STATED PROBLEM:
List all lines in the material below that contain "icon".

ROWS:
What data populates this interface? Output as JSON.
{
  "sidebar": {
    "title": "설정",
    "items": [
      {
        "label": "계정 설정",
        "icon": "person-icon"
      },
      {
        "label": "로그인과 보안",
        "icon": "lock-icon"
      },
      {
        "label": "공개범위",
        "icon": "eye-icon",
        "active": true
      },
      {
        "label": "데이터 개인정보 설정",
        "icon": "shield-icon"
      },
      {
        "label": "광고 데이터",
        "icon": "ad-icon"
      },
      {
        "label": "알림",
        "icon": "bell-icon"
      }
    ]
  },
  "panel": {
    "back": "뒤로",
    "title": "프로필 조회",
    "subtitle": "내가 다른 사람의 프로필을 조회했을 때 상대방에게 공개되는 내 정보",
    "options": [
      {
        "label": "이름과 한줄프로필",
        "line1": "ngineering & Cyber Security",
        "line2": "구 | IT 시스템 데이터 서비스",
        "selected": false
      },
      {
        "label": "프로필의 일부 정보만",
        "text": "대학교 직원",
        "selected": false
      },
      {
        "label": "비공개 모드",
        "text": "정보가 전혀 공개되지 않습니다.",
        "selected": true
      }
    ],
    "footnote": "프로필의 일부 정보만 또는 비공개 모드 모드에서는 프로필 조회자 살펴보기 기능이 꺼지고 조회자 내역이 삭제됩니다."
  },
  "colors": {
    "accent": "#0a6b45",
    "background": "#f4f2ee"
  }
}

ANSWER TO THE EXERCISE:
        "icon": "person-icon"
        "icon": "lock-icon"
        "icon": "eye-icon",
        "icon": "shield-icon"
        "icon": "ad-icon"
        "icon": "bell-icon"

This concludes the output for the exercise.